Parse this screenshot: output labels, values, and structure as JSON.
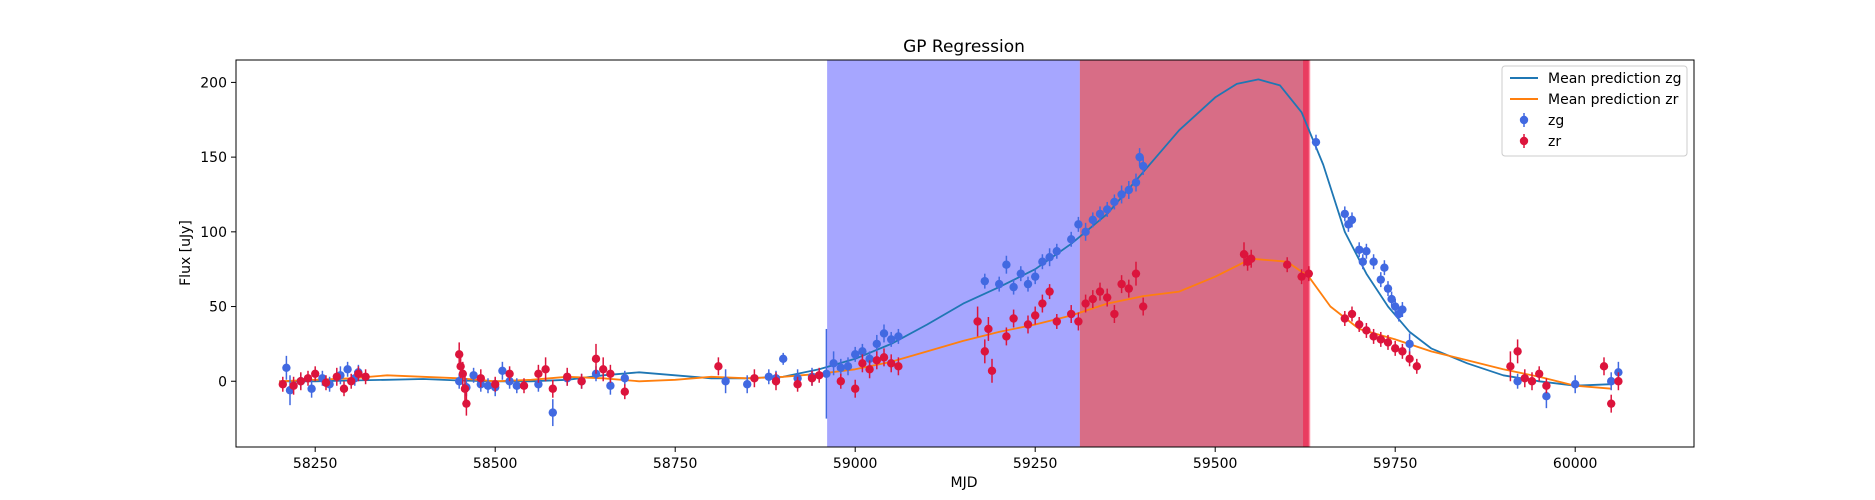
{
  "chart_data": {
    "type": "scatter",
    "title": "GP Regression",
    "xlabel": "MJD",
    "ylabel": "Flux [uJy]",
    "xlim": [
      58140,
      60165
    ],
    "ylim": [
      -44,
      215
    ],
    "xticks": [
      58250,
      58500,
      58750,
      59000,
      59250,
      59500,
      59750,
      60000
    ],
    "yticks": [
      0,
      50,
      100,
      150,
      200
    ],
    "grid": false,
    "legend_position": "top-right",
    "shaded_regions": [
      {
        "x0": 58961,
        "x1": 59312,
        "color": "#0000ff",
        "opacity": 0.35
      },
      {
        "x0": 59312,
        "x1": 59630,
        "color": "#c0143c",
        "opacity": 0.62
      },
      {
        "x0": 59622,
        "x1": 59632,
        "color": "#ff0033",
        "opacity": 0.45
      }
    ],
    "lines": [
      {
        "name": "Mean prediction zg",
        "color": "#1f77b4",
        "x": [
          58200,
          58250,
          58300,
          58350,
          58400,
          58450,
          58500,
          58550,
          58600,
          58650,
          58700,
          58750,
          58800,
          58850,
          58900,
          58950,
          59000,
          59050,
          59100,
          59150,
          59200,
          59250,
          59300,
          59350,
          59400,
          59450,
          59500,
          59530,
          59560,
          59590,
          59620,
          59650,
          59680,
          59710,
          59740,
          59770,
          59800,
          59850,
          59900,
          59950,
          60000,
          60050
        ],
        "y": [
          0,
          0,
          0.5,
          1,
          1.5,
          0.5,
          0,
          0,
          1,
          4,
          6,
          4,
          2,
          2,
          3,
          8,
          15,
          25,
          38,
          52,
          63,
          75,
          92,
          112,
          140,
          168,
          190,
          199,
          202,
          198,
          180,
          145,
          100,
          72,
          50,
          33,
          22,
          12,
          4,
          0,
          -3,
          -2
        ]
      },
      {
        "name": "Mean prediction zr",
        "color": "#ff7f0e",
        "x": [
          58200,
          58250,
          58300,
          58350,
          58400,
          58450,
          58500,
          58550,
          58600,
          58650,
          58700,
          58750,
          58800,
          58850,
          58900,
          58950,
          59000,
          59050,
          59100,
          59150,
          59200,
          59250,
          59300,
          59350,
          59400,
          59450,
          59500,
          59550,
          59600,
          59630,
          59660,
          59700,
          59750,
          59800,
          59850,
          59900,
          59950,
          60000,
          60050
        ],
        "y": [
          0,
          1,
          2,
          4,
          3,
          2,
          0,
          1,
          3,
          2,
          0,
          1,
          3,
          2,
          3,
          5,
          8,
          13,
          20,
          27,
          33,
          38,
          44,
          52,
          57,
          60,
          70,
          82,
          80,
          70,
          50,
          35,
          28,
          20,
          14,
          8,
          3,
          -3,
          -5
        ]
      }
    ],
    "series": [
      {
        "name": "zg",
        "color": "#4169e1",
        "x": [
          58210,
          58215,
          58230,
          58245,
          58260,
          58270,
          58285,
          58295,
          58305,
          58310,
          58450,
          58460,
          58470,
          58480,
          58490,
          58500,
          58510,
          58520,
          58530,
          58560,
          58580,
          58600,
          58620,
          58640,
          58660,
          58680,
          58820,
          58850,
          58880,
          58890,
          58900,
          58920,
          58940,
          58960,
          58970,
          58980,
          58990,
          59000,
          59010,
          59020,
          59030,
          59040,
          59050,
          59060,
          59180,
          59200,
          59210,
          59220,
          59230,
          59240,
          59250,
          59260,
          59270,
          59280,
          59300,
          59310,
          59320,
          59330,
          59340,
          59350,
          59360,
          59370,
          59380,
          59390,
          59395,
          59400,
          59640,
          59680,
          59685,
          59690,
          59700,
          59705,
          59710,
          59720,
          59730,
          59735,
          59740,
          59745,
          59750,
          59755,
          59760,
          59770,
          59920,
          59960,
          60000,
          60050,
          60060
        ],
        "y": [
          9,
          -6,
          0,
          -5,
          2,
          -2,
          4,
          8,
          2,
          6,
          0,
          -4,
          4,
          -2,
          -3,
          -4,
          7,
          0,
          -3,
          -2,
          -21,
          2,
          0,
          5,
          -3,
          2,
          0,
          -2,
          3,
          2,
          15,
          2,
          3,
          5,
          12,
          9,
          10,
          18,
          20,
          15,
          25,
          32,
          28,
          30,
          67,
          65,
          78,
          63,
          72,
          65,
          70,
          80,
          83,
          87,
          95,
          105,
          100,
          108,
          112,
          115,
          120,
          125,
          128,
          133,
          150,
          144,
          160,
          112,
          105,
          108,
          88,
          80,
          87,
          80,
          68,
          76,
          62,
          55,
          50,
          45,
          48,
          25,
          0,
          -10,
          -2,
          0,
          6
        ],
        "err": [
          8,
          10,
          5,
          6,
          5,
          5,
          6,
          5,
          5,
          5,
          5,
          6,
          5,
          5,
          5,
          6,
          6,
          5,
          5,
          5,
          9,
          5,
          5,
          5,
          6,
          5,
          8,
          6,
          5,
          5,
          4,
          6,
          6,
          30,
          8,
          6,
          6,
          5,
          5,
          5,
          6,
          6,
          5,
          5,
          5,
          5,
          6,
          5,
          5,
          5,
          5,
          5,
          6,
          5,
          5,
          5,
          6,
          5,
          5,
          5,
          5,
          6,
          6,
          6,
          6,
          6,
          5,
          5,
          5,
          5,
          5,
          5,
          5,
          5,
          5,
          5,
          5,
          5,
          5,
          5,
          5,
          7,
          5,
          8,
          6,
          6,
          7
        ]
      },
      {
        "name": "zr",
        "color": "#dc143c",
        "x": [
          58205,
          58220,
          58230,
          58240,
          58250,
          58265,
          58280,
          58290,
          58300,
          58310,
          58320,
          58450,
          58452,
          58455,
          58458,
          58460,
          58480,
          58500,
          58520,
          58540,
          58560,
          58570,
          58580,
          58600,
          58620,
          58640,
          58650,
          58660,
          58680,
          58810,
          58860,
          58890,
          58920,
          58940,
          58950,
          58980,
          59000,
          59010,
          59020,
          59030,
          59040,
          59050,
          59060,
          59170,
          59180,
          59185,
          59190,
          59210,
          59220,
          59240,
          59250,
          59260,
          59270,
          59280,
          59300,
          59310,
          59320,
          59330,
          59340,
          59350,
          59360,
          59370,
          59380,
          59390,
          59400,
          59540,
          59545,
          59550,
          59600,
          59620,
          59630,
          59680,
          59690,
          59700,
          59710,
          59720,
          59730,
          59740,
          59750,
          59760,
          59770,
          59780,
          59910,
          59920,
          59930,
          59940,
          59950,
          59960,
          60040,
          60050,
          60060
        ],
        "y": [
          -2,
          -3,
          0,
          2,
          5,
          -1,
          3,
          -5,
          0,
          5,
          3,
          18,
          10,
          5,
          -5,
          -15,
          2,
          -2,
          5,
          -3,
          5,
          8,
          -5,
          3,
          0,
          15,
          8,
          5,
          -7,
          10,
          2,
          0,
          -2,
          2,
          4,
          0,
          -5,
          12,
          8,
          14,
          16,
          12,
          10,
          40,
          20,
          35,
          7,
          30,
          42,
          38,
          44,
          52,
          60,
          40,
          45,
          40,
          52,
          55,
          60,
          56,
          45,
          65,
          62,
          72,
          50,
          85,
          80,
          82,
          78,
          70,
          72,
          42,
          45,
          38,
          34,
          30,
          28,
          26,
          22,
          20,
          15,
          10,
          10,
          20,
          2,
          0,
          5,
          -3,
          10,
          -15,
          0
        ],
        "err": [
          5,
          6,
          6,
          5,
          5,
          5,
          6,
          5,
          5,
          5,
          5,
          8,
          8,
          8,
          8,
          8,
          6,
          5,
          5,
          5,
          6,
          8,
          6,
          6,
          5,
          10,
          8,
          6,
          5,
          6,
          6,
          6,
          5,
          5,
          5,
          5,
          6,
          6,
          6,
          6,
          6,
          6,
          6,
          10,
          8,
          8,
          8,
          6,
          6,
          6,
          6,
          6,
          5,
          5,
          6,
          6,
          6,
          6,
          6,
          6,
          6,
          6,
          6,
          8,
          6,
          8,
          6,
          6,
          5,
          5,
          5,
          5,
          5,
          5,
          5,
          5,
          5,
          5,
          5,
          5,
          5,
          5,
          10,
          8,
          6,
          6,
          5,
          5,
          6,
          6,
          6
        ]
      }
    ]
  }
}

PROBLEM TO WORK ON:
Of all the lines above, how many contain "Mean"? Give the number and nothing more.

FULL ANSWER:
2